• **Exercise**:
Leave out the pictures and repeat the data exactly.

• **Entries shown**:
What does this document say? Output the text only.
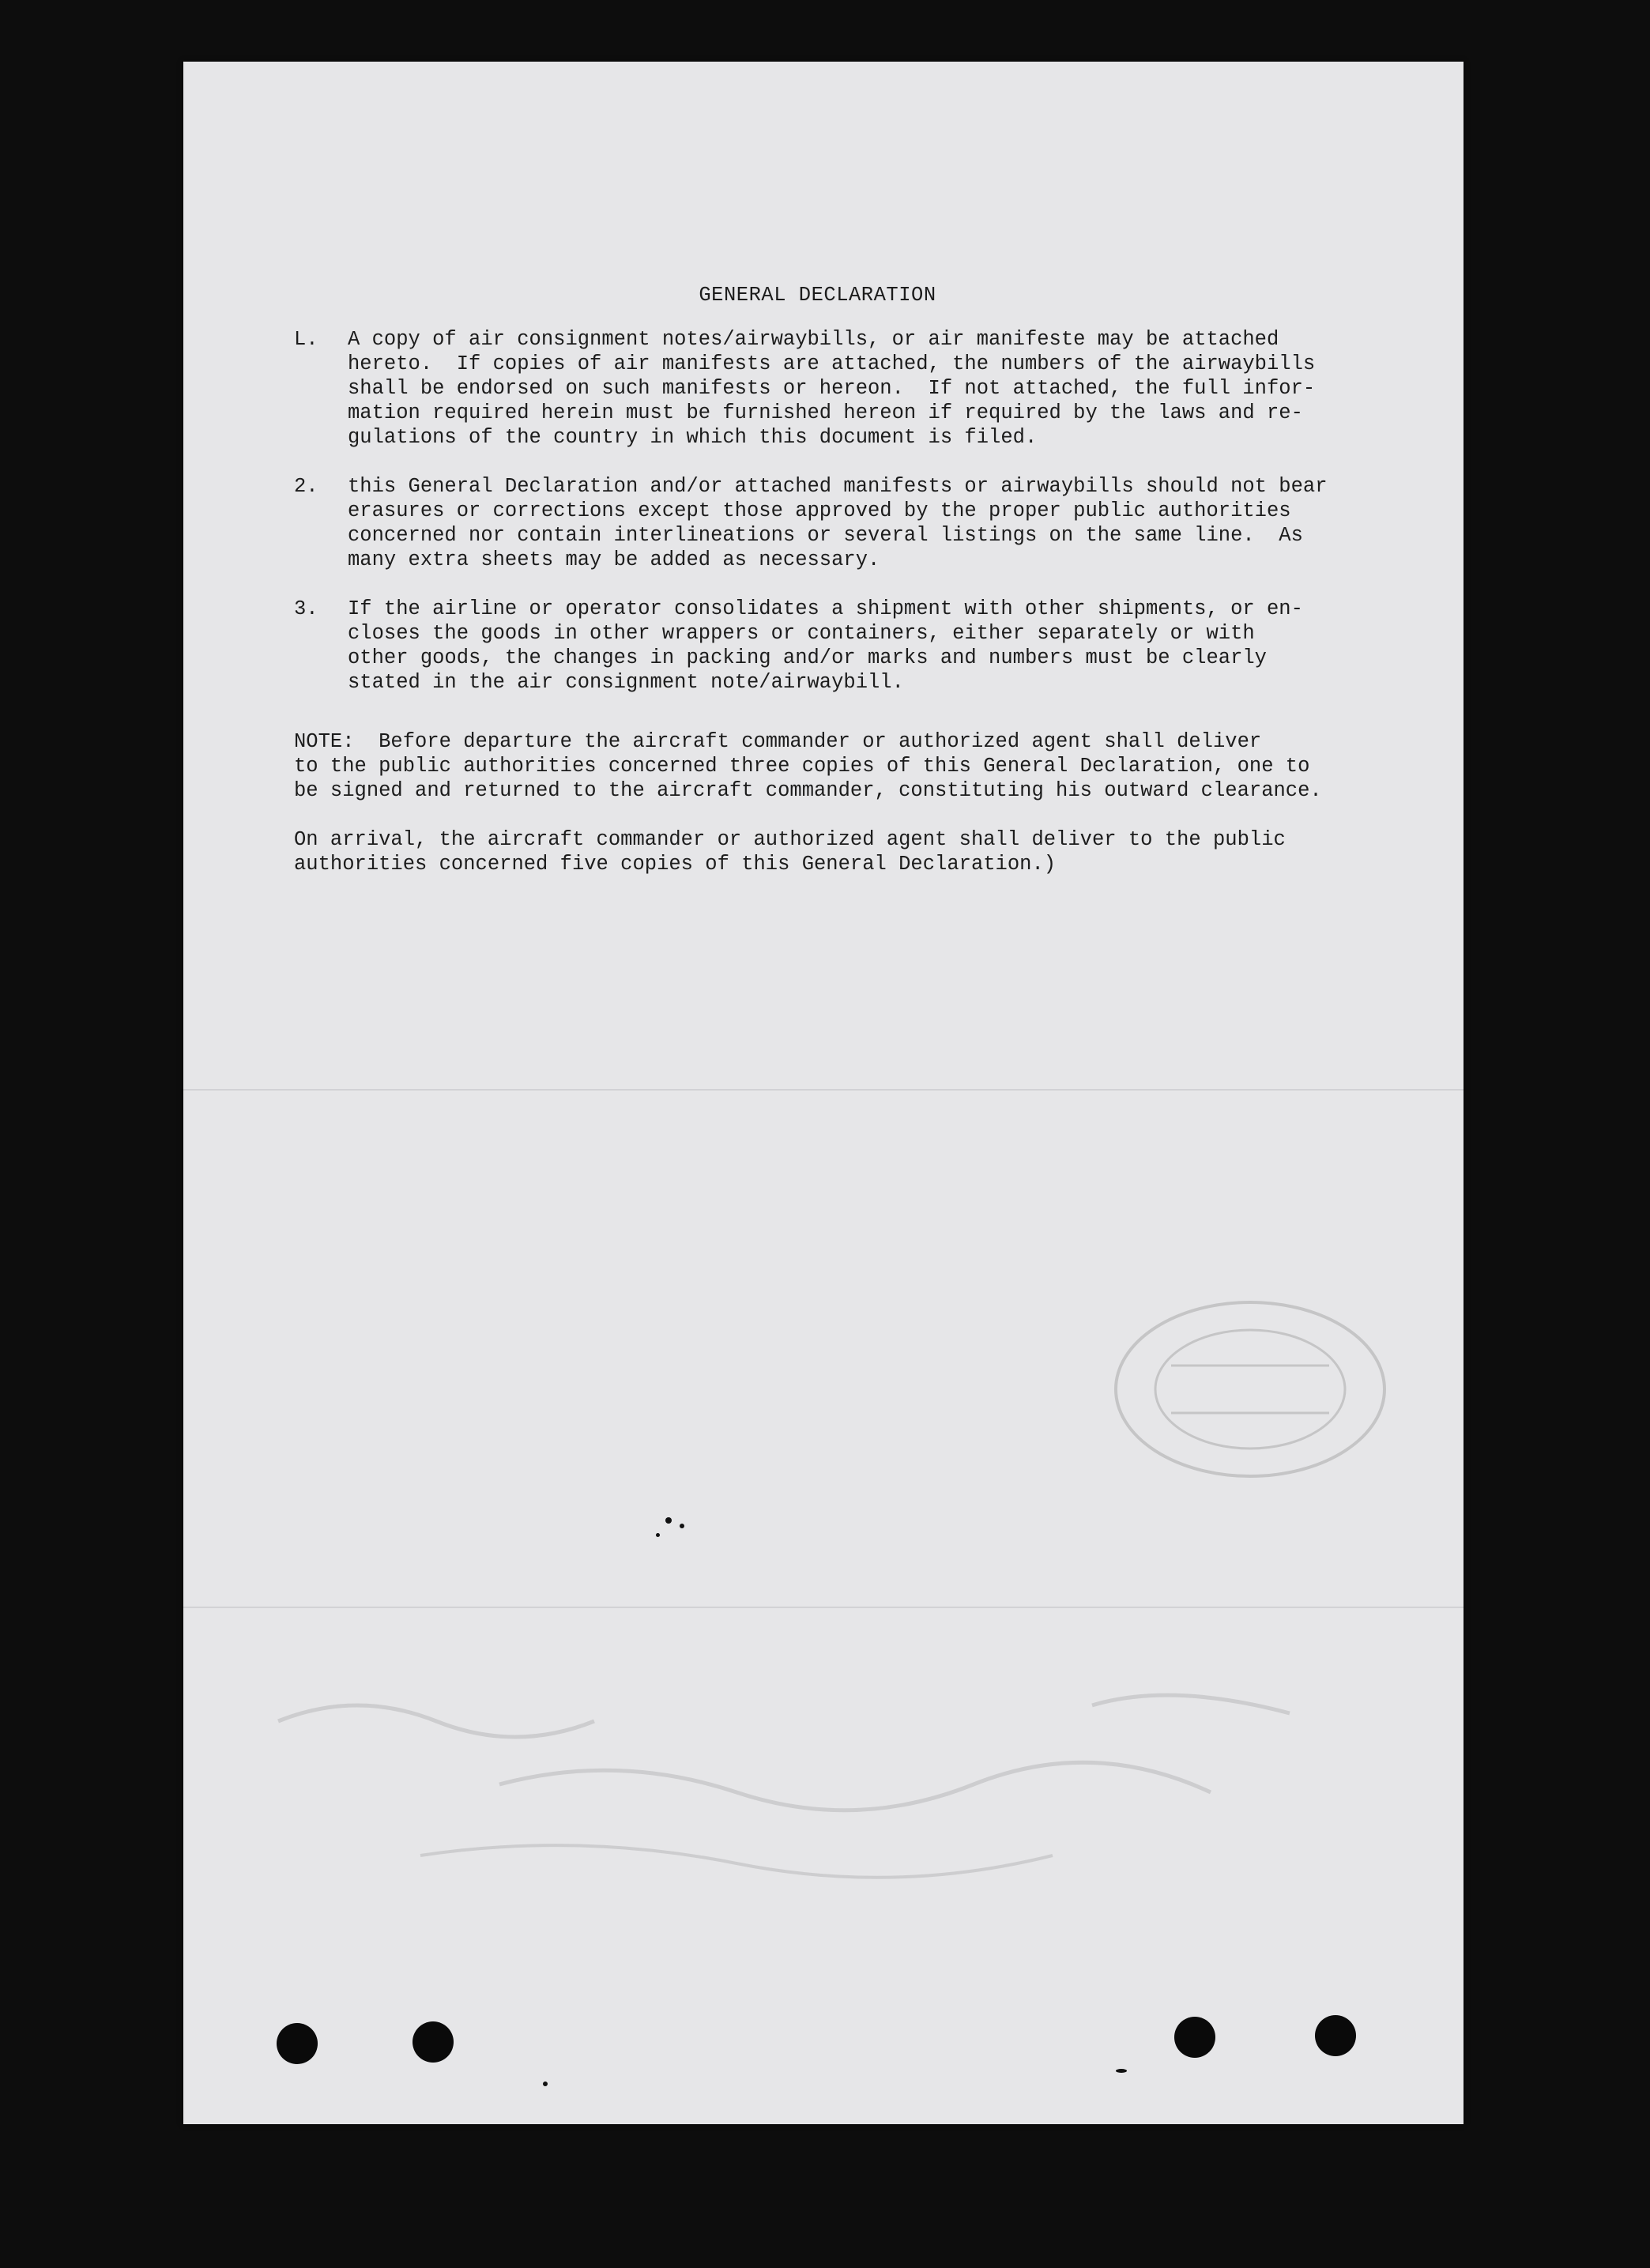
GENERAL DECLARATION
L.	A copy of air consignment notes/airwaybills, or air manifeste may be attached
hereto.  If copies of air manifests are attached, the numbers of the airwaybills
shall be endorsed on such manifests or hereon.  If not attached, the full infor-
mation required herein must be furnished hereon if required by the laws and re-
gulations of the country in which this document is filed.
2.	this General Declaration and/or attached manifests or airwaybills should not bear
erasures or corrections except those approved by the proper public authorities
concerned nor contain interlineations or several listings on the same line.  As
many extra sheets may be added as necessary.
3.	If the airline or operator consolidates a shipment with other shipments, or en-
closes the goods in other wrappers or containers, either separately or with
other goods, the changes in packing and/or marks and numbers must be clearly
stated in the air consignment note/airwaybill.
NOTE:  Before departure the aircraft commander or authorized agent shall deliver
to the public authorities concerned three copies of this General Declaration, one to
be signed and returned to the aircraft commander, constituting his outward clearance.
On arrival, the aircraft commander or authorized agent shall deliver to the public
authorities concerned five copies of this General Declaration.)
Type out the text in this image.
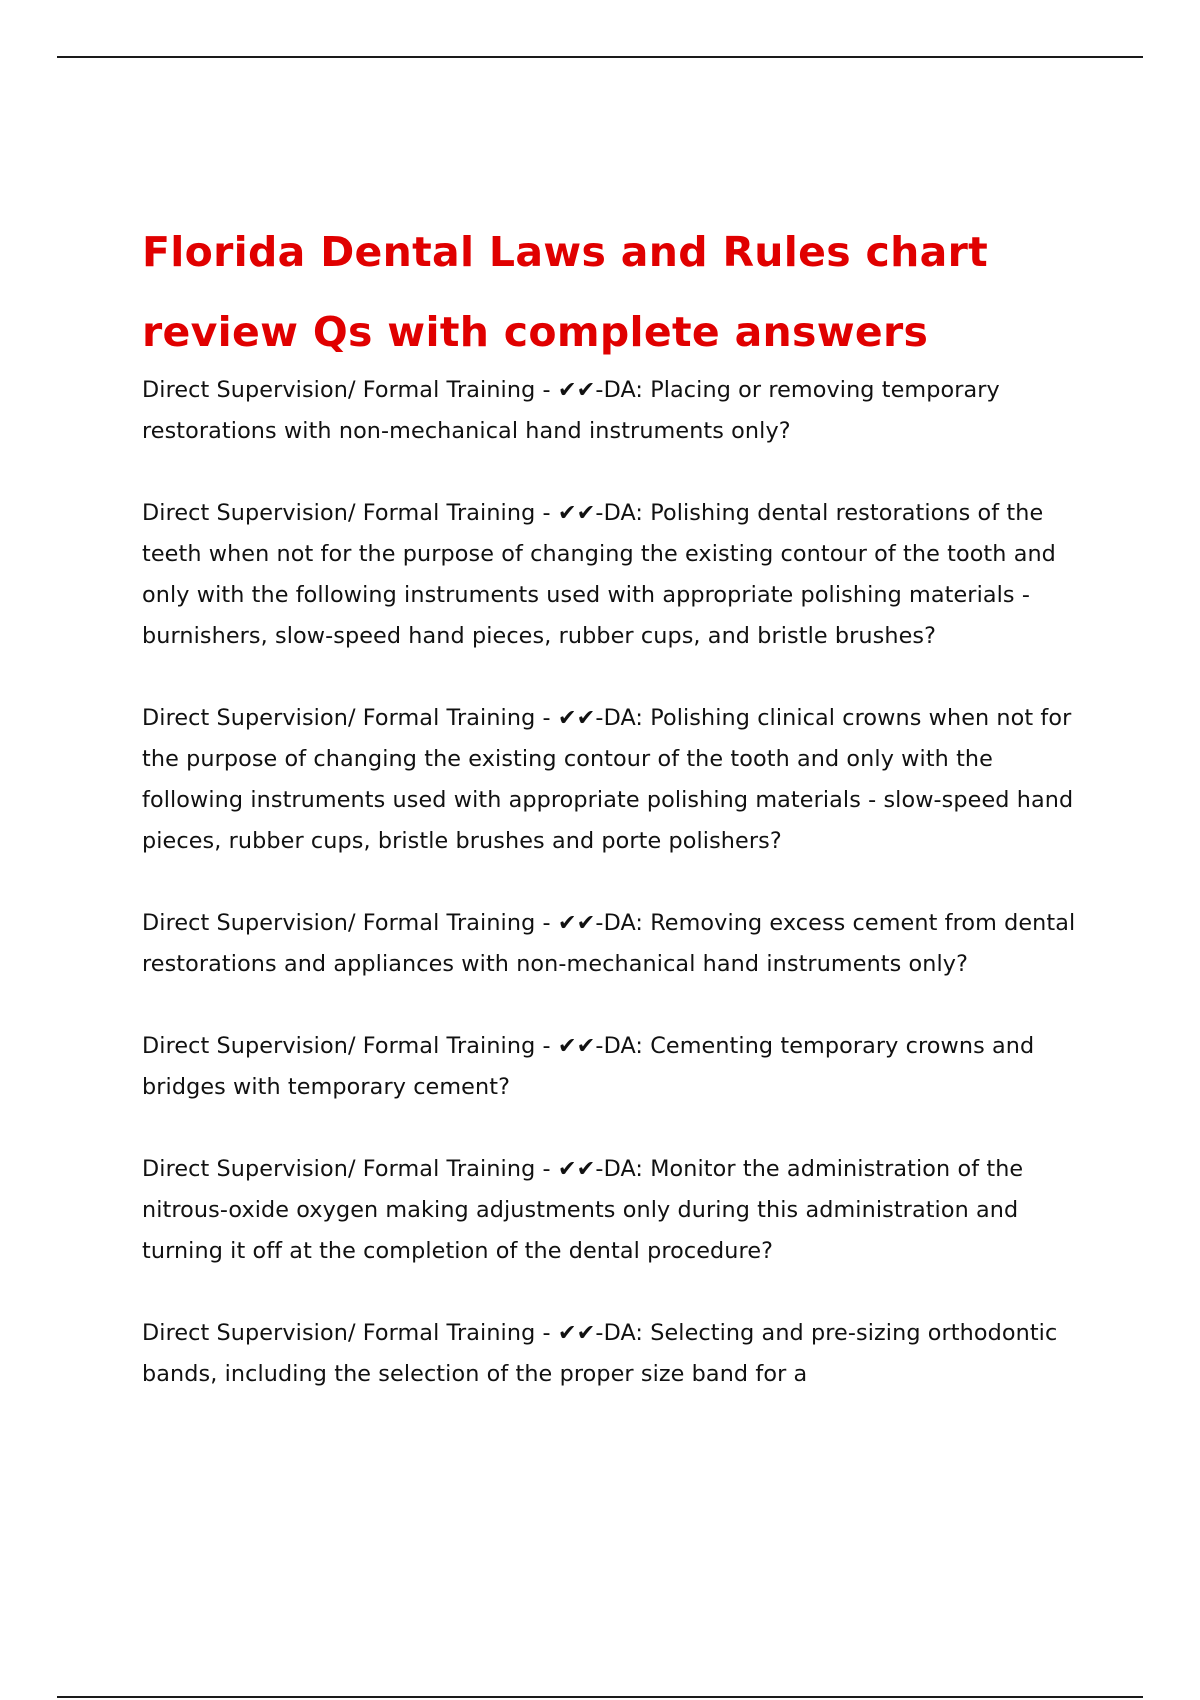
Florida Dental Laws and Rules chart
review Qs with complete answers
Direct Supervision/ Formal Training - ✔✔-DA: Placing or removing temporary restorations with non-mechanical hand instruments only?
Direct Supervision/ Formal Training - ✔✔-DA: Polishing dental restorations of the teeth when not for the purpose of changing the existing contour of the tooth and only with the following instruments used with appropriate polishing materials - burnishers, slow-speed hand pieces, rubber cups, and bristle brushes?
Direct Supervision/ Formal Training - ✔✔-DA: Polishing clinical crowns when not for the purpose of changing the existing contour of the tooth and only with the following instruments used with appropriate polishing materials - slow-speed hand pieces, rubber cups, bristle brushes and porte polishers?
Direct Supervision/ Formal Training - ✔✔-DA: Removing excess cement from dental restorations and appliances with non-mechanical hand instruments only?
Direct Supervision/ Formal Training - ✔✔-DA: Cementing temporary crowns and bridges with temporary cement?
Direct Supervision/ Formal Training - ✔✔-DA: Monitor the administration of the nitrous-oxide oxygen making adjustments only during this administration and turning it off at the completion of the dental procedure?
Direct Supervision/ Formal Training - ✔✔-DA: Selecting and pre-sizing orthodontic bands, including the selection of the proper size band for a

• **Task output**:
What does this document say? Output the text only.
GENERAL DECLARATION
L.	A copy of air consignment notes/airwaybills, or air manifeste may be attached
hereto.  If copies of air manifests are attached, the numbers of the airwaybills
shall be endorsed on such manifests or hereon.  If not attached, the full infor-
mation required herein must be furnished hereon if required by the laws and re-
gulations of the country in which this document is filed.
2.	this General Declaration and/or attached manifests or airwaybills should not bear
erasures or corrections except those approved by the proper public authorities
concerned nor contain interlineations or several listings on the same line.  As
many extra sheets may be added as necessary.
3.	If the airline or operator consolidates a shipment with other shipments, or en-
closes the goods in other wrappers or containers, either separately or with
other goods, the changes in packing and/or marks and numbers must be clearly
stated in the air consignment note/airwaybill.
NOTE:  Before departure the aircraft commander or authorized agent shall deliver
to the public authorities concerned three copies of this General Declaration, one to
be signed and returned to the aircraft commander, constituting his outward clearance.
On arrival, the aircraft commander or authorized agent shall deliver to the public
authorities concerned five copies of this General Declaration.)
Type out the text in this image.
Florida Dental Laws and Rules chart
review Qs with complete answers
Direct Supervision/ Formal Training - ✔✔-DA: Placing or removing temporary restorations with non-mechanical hand instruments only?
Direct Supervision/ Formal Training - ✔✔-DA: Polishing dental restorations of the teeth when not for the purpose of changing the existing contour of the tooth and only with the following instruments used with appropriate polishing materials - burnishers, slow-speed hand pieces, rubber cups, and bristle brushes?
Direct Supervision/ Formal Training - ✔✔-DA: Polishing clinical crowns when not for the purpose of changing the existing contour of the tooth and only with the following instruments used with appropriate polishing materials - slow-speed hand pieces, rubber cups, bristle brushes and porte polishers?
Direct Supervision/ Formal Training - ✔✔-DA: Removing excess cement from dental restorations and appliances with non-mechanical hand instruments only?
Direct Supervision/ Formal Training - ✔✔-DA: Cementing temporary crowns and bridges with temporary cement?
Direct Supervision/ Formal Training - ✔✔-DA: Monitor the administration of the nitrous-oxide oxygen making adjustments only during this administration and turning it off at the completion of the dental procedure?
Direct Supervision/ Formal Training - ✔✔-DA: Selecting and pre-sizing orthodontic bands, including the selection of the proper size band for a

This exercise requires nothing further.